## AIM
Using the material below, copy every line where "title" appears.

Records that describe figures
— BEGIN —
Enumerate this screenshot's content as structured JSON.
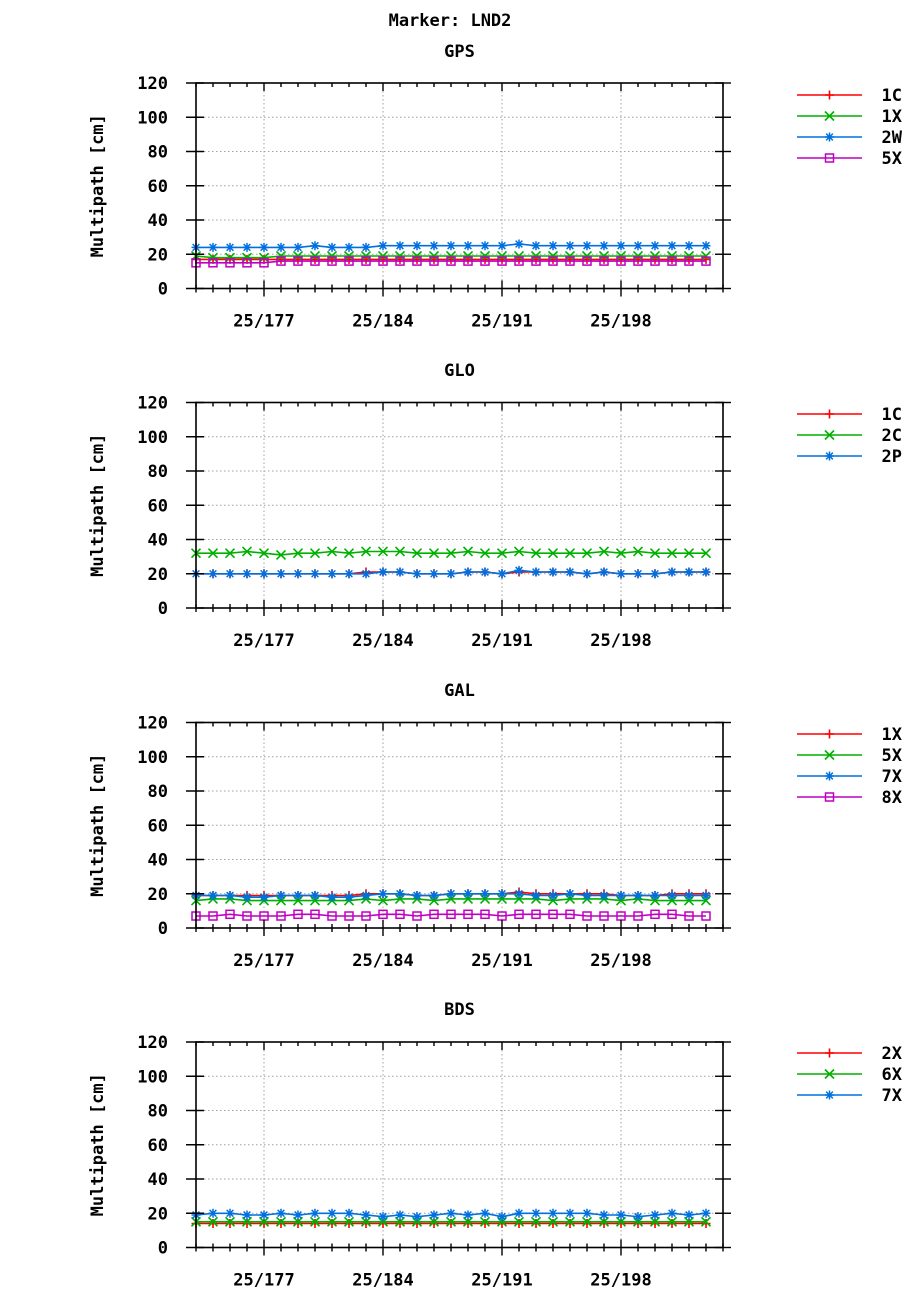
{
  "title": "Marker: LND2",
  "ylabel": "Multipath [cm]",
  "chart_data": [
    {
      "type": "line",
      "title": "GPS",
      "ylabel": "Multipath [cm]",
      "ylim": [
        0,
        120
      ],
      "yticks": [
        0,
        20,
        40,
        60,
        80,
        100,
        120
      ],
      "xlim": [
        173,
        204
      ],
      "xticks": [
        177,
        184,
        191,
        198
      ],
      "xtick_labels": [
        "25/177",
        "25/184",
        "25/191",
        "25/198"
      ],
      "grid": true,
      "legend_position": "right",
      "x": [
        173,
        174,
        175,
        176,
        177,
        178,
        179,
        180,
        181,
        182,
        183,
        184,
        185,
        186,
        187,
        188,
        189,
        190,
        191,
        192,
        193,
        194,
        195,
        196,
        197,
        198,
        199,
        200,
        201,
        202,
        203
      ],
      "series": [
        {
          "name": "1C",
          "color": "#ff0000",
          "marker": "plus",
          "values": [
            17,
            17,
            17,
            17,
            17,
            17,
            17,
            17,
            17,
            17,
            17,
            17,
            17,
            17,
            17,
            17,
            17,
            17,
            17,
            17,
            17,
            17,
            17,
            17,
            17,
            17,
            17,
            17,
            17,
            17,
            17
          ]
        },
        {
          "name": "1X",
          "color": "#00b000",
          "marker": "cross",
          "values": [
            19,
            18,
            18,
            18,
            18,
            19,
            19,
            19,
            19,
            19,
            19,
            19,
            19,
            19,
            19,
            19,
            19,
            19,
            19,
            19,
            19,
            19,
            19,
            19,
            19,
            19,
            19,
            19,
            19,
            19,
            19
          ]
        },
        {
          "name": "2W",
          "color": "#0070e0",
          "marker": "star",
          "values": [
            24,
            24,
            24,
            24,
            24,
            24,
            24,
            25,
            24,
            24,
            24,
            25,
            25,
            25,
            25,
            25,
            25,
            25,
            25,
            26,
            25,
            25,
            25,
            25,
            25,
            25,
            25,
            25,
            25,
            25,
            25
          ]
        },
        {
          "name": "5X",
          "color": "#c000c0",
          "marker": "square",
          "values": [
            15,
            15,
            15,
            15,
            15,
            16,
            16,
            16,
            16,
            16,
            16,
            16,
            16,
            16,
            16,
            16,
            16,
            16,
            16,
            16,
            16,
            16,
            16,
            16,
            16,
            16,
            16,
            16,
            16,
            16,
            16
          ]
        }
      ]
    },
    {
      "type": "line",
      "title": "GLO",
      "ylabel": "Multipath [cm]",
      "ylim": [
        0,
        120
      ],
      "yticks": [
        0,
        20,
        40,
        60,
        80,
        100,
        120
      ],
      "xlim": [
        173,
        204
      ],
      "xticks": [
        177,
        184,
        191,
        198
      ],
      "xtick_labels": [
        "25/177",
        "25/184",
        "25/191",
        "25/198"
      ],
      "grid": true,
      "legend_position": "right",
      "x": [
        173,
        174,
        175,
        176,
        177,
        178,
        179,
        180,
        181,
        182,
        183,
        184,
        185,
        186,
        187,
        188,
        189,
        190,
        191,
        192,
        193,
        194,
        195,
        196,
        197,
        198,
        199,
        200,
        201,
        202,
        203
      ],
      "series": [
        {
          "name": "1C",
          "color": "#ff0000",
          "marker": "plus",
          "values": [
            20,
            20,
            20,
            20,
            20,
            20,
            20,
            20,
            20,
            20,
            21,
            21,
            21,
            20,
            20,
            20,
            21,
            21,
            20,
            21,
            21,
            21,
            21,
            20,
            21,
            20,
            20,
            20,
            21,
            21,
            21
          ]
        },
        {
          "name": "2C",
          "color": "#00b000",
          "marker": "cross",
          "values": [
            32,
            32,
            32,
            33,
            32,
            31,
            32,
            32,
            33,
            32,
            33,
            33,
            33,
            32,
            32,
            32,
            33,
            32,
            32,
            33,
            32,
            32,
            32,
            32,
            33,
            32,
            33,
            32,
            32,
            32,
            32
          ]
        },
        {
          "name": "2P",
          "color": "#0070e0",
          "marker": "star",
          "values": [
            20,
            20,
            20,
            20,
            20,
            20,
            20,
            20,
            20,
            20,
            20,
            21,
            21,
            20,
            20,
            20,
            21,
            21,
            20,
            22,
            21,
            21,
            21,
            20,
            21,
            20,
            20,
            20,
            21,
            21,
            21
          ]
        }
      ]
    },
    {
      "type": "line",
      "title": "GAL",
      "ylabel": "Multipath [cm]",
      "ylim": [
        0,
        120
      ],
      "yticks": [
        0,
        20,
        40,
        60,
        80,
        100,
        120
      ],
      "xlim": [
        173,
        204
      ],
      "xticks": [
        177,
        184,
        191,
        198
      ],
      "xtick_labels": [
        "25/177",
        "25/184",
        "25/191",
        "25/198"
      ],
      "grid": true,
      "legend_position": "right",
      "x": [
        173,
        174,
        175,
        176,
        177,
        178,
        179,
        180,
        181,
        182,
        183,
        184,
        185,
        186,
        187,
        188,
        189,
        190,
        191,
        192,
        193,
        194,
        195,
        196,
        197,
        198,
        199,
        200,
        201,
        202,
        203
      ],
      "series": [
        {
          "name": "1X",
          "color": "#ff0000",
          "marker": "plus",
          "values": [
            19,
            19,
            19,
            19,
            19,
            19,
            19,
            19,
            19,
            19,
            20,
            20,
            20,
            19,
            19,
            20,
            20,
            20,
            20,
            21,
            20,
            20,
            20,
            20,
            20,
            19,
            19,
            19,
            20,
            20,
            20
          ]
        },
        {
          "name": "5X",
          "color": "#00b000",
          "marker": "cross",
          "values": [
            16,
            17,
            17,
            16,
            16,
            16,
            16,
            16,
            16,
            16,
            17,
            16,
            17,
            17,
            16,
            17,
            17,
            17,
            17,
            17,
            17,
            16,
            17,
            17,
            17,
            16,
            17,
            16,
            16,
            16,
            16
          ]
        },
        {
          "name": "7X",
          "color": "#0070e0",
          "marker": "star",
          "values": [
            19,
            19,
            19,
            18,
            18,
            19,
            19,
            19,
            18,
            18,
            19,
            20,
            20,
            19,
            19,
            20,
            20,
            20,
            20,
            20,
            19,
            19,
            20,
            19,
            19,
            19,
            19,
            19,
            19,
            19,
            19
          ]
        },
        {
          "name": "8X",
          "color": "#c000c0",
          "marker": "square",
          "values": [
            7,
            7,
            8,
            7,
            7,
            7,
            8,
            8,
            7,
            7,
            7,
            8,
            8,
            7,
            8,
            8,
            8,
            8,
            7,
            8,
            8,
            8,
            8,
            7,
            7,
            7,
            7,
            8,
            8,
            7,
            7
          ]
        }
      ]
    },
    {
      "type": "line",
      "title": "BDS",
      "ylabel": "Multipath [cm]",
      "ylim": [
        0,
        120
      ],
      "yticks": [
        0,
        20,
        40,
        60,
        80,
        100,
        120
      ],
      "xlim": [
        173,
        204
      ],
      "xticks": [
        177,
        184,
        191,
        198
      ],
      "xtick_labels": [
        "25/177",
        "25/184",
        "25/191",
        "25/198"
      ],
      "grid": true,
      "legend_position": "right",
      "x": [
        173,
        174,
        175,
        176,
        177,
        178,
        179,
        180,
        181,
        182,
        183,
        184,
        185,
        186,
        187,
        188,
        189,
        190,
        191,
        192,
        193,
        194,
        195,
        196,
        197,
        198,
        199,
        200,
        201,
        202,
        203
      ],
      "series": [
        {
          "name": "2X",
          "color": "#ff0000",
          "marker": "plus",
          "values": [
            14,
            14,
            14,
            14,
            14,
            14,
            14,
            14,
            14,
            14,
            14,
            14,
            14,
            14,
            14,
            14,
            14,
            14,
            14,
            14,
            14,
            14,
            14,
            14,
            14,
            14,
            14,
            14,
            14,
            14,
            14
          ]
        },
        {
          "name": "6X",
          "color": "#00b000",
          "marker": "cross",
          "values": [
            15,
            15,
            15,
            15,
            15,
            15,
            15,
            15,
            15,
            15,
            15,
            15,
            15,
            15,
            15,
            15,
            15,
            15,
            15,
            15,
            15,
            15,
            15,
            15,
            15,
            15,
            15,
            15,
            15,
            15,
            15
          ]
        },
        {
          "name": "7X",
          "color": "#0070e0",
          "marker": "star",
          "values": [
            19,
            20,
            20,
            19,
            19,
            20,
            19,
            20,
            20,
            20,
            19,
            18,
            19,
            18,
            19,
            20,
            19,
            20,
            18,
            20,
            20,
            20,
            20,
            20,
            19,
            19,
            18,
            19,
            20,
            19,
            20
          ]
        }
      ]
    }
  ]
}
— END —
— BEGIN —
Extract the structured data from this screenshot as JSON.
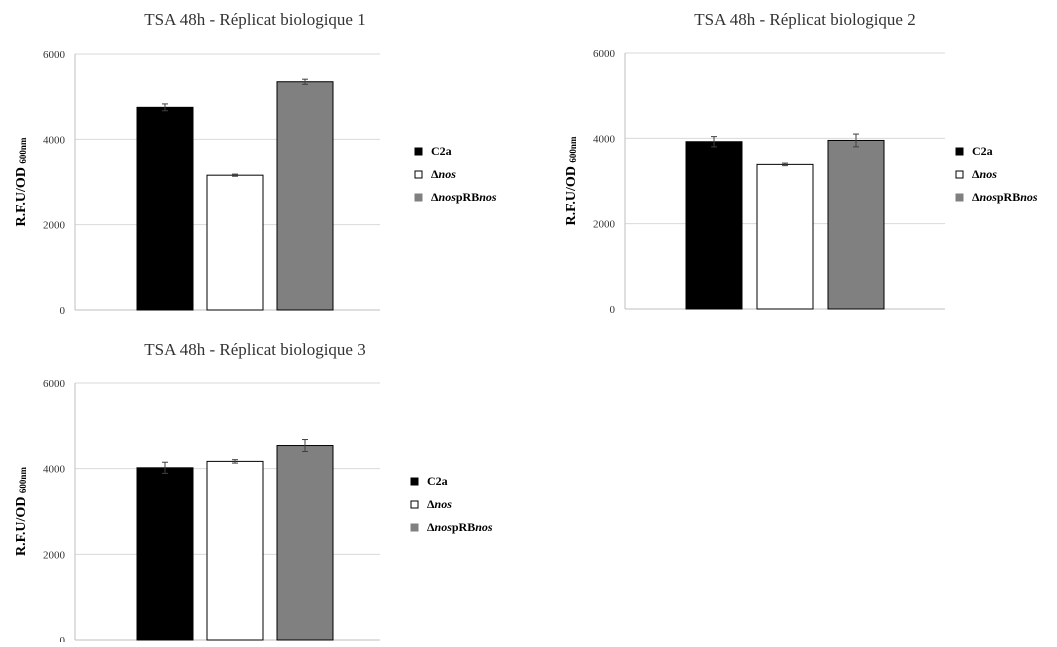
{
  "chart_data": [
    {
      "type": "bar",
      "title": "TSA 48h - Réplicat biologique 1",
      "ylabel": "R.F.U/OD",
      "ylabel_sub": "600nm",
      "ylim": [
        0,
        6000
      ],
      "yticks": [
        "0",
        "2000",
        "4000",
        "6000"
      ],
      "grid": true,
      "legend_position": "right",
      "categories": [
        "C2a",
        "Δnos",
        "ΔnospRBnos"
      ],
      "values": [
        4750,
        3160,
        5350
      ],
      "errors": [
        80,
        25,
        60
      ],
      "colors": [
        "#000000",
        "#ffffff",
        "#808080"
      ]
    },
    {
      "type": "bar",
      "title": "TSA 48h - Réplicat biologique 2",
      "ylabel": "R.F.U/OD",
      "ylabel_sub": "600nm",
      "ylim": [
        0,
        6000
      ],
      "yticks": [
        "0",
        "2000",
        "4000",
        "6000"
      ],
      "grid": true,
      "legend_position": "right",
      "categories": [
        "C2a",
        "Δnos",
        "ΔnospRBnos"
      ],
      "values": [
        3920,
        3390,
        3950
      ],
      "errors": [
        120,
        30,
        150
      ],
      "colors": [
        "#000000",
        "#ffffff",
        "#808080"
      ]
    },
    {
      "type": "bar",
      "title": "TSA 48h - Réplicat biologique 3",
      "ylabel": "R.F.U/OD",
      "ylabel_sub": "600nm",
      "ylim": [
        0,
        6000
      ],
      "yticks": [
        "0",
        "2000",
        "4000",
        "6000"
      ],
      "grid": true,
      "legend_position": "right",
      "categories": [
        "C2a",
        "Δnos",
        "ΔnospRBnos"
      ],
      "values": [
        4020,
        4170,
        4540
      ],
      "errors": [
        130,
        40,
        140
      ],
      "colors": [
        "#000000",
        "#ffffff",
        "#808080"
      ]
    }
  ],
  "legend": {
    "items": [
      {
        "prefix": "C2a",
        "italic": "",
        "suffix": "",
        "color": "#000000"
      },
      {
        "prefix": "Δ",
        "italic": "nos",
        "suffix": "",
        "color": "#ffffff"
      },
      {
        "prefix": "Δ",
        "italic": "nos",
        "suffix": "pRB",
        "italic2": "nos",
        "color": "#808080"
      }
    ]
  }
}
— END —
— BEGIN —
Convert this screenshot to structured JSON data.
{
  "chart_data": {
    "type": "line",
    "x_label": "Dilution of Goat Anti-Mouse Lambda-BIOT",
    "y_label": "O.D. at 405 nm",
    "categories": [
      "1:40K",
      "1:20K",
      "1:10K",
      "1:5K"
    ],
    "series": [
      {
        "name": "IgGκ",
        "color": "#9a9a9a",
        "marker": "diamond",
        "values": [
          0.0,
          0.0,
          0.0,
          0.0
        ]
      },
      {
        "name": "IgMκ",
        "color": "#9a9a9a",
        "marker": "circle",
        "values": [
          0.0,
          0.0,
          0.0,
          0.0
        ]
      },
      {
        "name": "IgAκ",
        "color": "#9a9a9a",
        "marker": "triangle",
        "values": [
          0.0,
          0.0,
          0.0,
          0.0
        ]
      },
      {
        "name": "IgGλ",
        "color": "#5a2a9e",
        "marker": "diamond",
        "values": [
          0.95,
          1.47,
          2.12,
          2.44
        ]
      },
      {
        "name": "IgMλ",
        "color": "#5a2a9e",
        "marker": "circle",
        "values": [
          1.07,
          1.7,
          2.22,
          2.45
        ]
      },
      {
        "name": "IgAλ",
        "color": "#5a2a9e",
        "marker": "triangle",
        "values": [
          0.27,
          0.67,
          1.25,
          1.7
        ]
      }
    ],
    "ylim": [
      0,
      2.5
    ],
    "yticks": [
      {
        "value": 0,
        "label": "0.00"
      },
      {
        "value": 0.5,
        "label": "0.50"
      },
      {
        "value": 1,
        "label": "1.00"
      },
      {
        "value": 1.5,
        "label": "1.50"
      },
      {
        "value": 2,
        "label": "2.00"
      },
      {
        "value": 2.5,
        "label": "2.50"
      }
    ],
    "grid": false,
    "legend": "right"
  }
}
— END —
## ANSWER FOR THIS EXERCISE
  "title": "Marker: LND2",
      "title": "GPS",
      "title": "GLO",
      "title": "GAL",
      "title": "BDS",
      "title": "TSA 48h - Réplicat biologique 1",
      "title": "TSA 48h - Réplicat biologique 2",
      "title": "TSA 48h - Réplicat biologique 3",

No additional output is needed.